Objective → Quote the full listing word for word.

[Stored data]

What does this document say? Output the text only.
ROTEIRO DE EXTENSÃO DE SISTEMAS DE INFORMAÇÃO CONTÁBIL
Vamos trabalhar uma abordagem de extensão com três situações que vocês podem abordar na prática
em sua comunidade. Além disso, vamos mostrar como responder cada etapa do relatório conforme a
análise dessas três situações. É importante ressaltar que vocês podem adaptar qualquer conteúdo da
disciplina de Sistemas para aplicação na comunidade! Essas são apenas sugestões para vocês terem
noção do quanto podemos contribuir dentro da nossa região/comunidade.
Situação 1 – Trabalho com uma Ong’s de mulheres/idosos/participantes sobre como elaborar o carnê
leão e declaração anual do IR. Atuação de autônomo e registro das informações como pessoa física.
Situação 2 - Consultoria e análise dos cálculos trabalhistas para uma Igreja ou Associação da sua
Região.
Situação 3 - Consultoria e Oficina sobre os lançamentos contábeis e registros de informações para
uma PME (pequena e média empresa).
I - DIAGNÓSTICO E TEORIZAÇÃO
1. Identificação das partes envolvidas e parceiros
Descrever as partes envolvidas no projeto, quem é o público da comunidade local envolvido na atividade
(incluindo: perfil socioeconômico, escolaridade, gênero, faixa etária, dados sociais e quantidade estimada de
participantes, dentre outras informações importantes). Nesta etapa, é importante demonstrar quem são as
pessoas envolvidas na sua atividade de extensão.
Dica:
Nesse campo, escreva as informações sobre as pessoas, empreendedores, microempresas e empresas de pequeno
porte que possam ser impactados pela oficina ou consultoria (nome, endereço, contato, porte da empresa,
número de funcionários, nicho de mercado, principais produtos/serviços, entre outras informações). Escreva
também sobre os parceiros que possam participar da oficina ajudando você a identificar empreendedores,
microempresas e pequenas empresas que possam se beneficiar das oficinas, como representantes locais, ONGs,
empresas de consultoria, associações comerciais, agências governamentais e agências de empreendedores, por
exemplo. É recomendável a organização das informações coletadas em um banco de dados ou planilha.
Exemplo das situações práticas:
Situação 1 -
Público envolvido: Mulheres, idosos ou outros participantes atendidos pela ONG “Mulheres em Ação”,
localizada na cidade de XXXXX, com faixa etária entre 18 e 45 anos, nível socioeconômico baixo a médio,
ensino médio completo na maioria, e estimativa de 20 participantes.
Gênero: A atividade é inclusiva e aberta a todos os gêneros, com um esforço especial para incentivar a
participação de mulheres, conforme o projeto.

Solution for this task →
What does this document say? Output the text only.
ROTEIRO DE EXTENSÃO DE SISTEMAS DE INFORMAÇÃO CONTÁBIL
Vamos trabalhar uma abordagem de extensão com três situações que vocês podem abordar na prática
em sua comunidade. Além disso, vamos mostrar como responder cada etapa do relatório conforme a
análise dessas três situações. É importante ressaltar que vocês podem adaptar qualquer conteúdo da
disciplina de Sistemas para aplicação na comunidade! Essas são apenas sugestões para vocês terem
noção do quanto podemos contribuir dentro da nossa região/comunidade.
Situação 1 – Trabalho com uma Ong’s de mulheres/idosos/participantes sobre como elaborar o carnê
leão e declaração anual do IR. Atuação de autônomo e registro das informações como pessoa física.
Situação 2 - Consultoria e análise dos cálculos trabalhistas para uma Igreja ou Associação da sua
Região.
Situação 3 - Consultoria e Oficina sobre os lançamentos contábeis e registros de informações para
uma PME (pequena e média empresa).
I - DIAGNÓSTICO E TEORIZAÇÃO
1. Identificação das partes envolvidas e parceiros
Descrever as partes envolvidas no projeto, quem é o público da comunidade local envolvido na atividade
(incluindo: perfil socioeconômico, escolaridade, gênero, faixa etária, dados sociais e quantidade estimada de
participantes, dentre outras informações importantes). Nesta etapa, é importante demonstrar quem são as
pessoas envolvidas na sua atividade de extensão.
Dica:
Nesse campo, escreva as informações sobre as pessoas, empreendedores, microempresas e empresas de pequeno
porte que possam ser impactados pela oficina ou consultoria (nome, endereço, contato, porte da empresa,
número de funcionários, nicho de mercado, principais produtos/serviços, entre outras informações). Escreva
também sobre os parceiros que possam participar da oficina ajudando você a identificar empreendedores,
microempresas e pequenas empresas que possam se beneficiar das oficinas, como representantes locais, ONGs,
empresas de consultoria, associações comerciais, agências governamentais e agências de empreendedores, por
exemplo. É recomendável a organização das informações coletadas em um banco de dados ou planilha.
Exemplo das situações práticas:
Situação 1 -
Público envolvido: Mulheres, idosos ou outros participantes atendidos pela ONG “Mulheres em Ação”,
localizada na cidade de XXXXX, com faixa etária entre 18 e 45 anos, nível socioeconômico baixo a médio,
ensino médio completo na maioria, e estimativa de 20 participantes.
Gênero: A atividade é inclusiva e aberta a todos os gêneros, com um esforço especial para incentivar a
participação de mulheres, conforme o projeto.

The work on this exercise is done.